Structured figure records
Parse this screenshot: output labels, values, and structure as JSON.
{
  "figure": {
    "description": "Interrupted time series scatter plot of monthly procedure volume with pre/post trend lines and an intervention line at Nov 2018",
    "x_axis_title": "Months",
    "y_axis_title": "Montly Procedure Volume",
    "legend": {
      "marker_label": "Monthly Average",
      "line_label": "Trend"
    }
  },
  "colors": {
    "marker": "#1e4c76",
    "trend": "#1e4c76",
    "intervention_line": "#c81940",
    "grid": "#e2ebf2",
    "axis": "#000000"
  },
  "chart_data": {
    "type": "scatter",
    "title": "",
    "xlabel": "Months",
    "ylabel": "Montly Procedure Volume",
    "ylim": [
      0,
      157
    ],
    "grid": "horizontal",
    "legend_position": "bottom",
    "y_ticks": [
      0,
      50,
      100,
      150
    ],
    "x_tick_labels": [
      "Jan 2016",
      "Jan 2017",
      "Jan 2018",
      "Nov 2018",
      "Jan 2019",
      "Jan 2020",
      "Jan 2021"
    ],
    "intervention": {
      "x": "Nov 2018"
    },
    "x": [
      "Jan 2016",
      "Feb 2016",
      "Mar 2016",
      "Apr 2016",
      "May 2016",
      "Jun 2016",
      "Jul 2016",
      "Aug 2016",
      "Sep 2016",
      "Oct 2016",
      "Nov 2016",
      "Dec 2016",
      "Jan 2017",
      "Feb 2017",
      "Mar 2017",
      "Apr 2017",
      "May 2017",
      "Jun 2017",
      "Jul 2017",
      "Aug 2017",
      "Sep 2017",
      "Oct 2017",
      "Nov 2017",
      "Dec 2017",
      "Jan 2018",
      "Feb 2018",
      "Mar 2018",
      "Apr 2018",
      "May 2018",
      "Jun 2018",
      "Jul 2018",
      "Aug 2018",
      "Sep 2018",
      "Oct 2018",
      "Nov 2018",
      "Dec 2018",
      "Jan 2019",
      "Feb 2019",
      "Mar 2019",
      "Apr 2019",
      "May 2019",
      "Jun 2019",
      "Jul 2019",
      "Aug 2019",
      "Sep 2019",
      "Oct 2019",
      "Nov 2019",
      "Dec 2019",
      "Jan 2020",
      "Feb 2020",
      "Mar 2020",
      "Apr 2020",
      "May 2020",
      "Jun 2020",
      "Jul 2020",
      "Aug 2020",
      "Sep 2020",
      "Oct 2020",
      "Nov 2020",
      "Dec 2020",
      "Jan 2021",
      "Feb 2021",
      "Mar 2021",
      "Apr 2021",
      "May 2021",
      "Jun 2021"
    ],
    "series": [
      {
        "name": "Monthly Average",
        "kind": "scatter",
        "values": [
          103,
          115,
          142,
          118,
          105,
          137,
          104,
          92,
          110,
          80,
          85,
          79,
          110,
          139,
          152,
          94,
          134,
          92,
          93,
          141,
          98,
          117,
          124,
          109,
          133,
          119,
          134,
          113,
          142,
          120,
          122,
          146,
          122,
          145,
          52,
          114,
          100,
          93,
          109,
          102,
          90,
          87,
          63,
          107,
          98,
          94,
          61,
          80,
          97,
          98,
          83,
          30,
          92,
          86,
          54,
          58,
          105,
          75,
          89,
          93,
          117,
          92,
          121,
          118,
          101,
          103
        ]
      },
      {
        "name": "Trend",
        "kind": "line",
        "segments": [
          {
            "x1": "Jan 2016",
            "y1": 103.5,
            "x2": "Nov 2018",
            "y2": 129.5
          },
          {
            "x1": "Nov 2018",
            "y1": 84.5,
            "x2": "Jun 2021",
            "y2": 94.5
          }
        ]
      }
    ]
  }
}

*TASK:* Return the material in full, exactly as shown.

*WRITTEN SOLUTION:*
Parse this screenshot: output labels, values, and structure as JSON.
{
  "figure": {
    "description": "Interrupted time series scatter plot of monthly procedure volume with pre/post trend lines and an intervention line at Nov 2018",
    "x_axis_title": "Months",
    "y_axis_title": "Montly Procedure Volume",
    "legend": {
      "marker_label": "Monthly Average",
      "line_label": "Trend"
    }
  },
  "colors": {
    "marker": "#1e4c76",
    "trend": "#1e4c76",
    "intervention_line": "#c81940",
    "grid": "#e2ebf2",
    "axis": "#000000"
  },
  "chart_data": {
    "type": "scatter",
    "title": "",
    "xlabel": "Months",
    "ylabel": "Montly Procedure Volume",
    "ylim": [
      0,
      157
    ],
    "grid": "horizontal",
    "legend_position": "bottom",
    "y_ticks": [
      0,
      50,
      100,
      150
    ],
    "x_tick_labels": [
      "Jan 2016",
      "Jan 2017",
      "Jan 2018",
      "Nov 2018",
      "Jan 2019",
      "Jan 2020",
      "Jan 2021"
    ],
    "intervention": {
      "x": "Nov 2018"
    },
    "x": [
      "Jan 2016",
      "Feb 2016",
      "Mar 2016",
      "Apr 2016",
      "May 2016",
      "Jun 2016",
      "Jul 2016",
      "Aug 2016",
      "Sep 2016",
      "Oct 2016",
      "Nov 2016",
      "Dec 2016",
      "Jan 2017",
      "Feb 2017",
      "Mar 2017",
      "Apr 2017",
      "May 2017",
      "Jun 2017",
      "Jul 2017",
      "Aug 2017",
      "Sep 2017",
      "Oct 2017",
      "Nov 2017",
      "Dec 2017",
      "Jan 2018",
      "Feb 2018",
      "Mar 2018",
      "Apr 2018",
      "May 2018",
      "Jun 2018",
      "Jul 2018",
      "Aug 2018",
      "Sep 2018",
      "Oct 2018",
      "Nov 2018",
      "Dec 2018",
      "Jan 2019",
      "Feb 2019",
      "Mar 2019",
      "Apr 2019",
      "May 2019",
      "Jun 2019",
      "Jul 2019",
      "Aug 2019",
      "Sep 2019",
      "Oct 2019",
      "Nov 2019",
      "Dec 2019",
      "Jan 2020",
      "Feb 2020",
      "Mar 2020",
      "Apr 2020",
      "May 2020",
      "Jun 2020",
      "Jul 2020",
      "Aug 2020",
      "Sep 2020",
      "Oct 2020",
      "Nov 2020",
      "Dec 2020",
      "Jan 2021",
      "Feb 2021",
      "Mar 2021",
      "Apr 2021",
      "May 2021",
      "Jun 2021"
    ],
    "series": [
      {
        "name": "Monthly Average",
        "kind": "scatter",
        "values": [
          103,
          115,
          142,
          118,
          105,
          137,
          104,
          92,
          110,
          80,
          85,
          79,
          110,
          139,
          152,
          94,
          134,
          92,
          93,
          141,
          98,
          117,
          124,
          109,
          133,
          119,
          134,
          113,
          142,
          120,
          122,
          146,
          122,
          145,
          52,
          114,
          100,
          93,
          109,
          102,
          90,
          87,
          63,
          107,
          98,
          94,
          61,
          80,
          97,
          98,
          83,
          30,
          92,
          86,
          54,
          58,
          105,
          75,
          89,
          93,
          117,
          92,
          121,
          118,
          101,
          103
        ]
      },
      {
        "name": "Trend",
        "kind": "line",
        "segments": [
          {
            "x1": "Jan 2016",
            "y1": 103.5,
            "x2": "Nov 2018",
            "y2": 129.5
          },
          {
            "x1": "Nov 2018",
            "y1": 84.5,
            "x2": "Jun 2021",
            "y2": 94.5
          }
        ]
      }
    ]
  }
}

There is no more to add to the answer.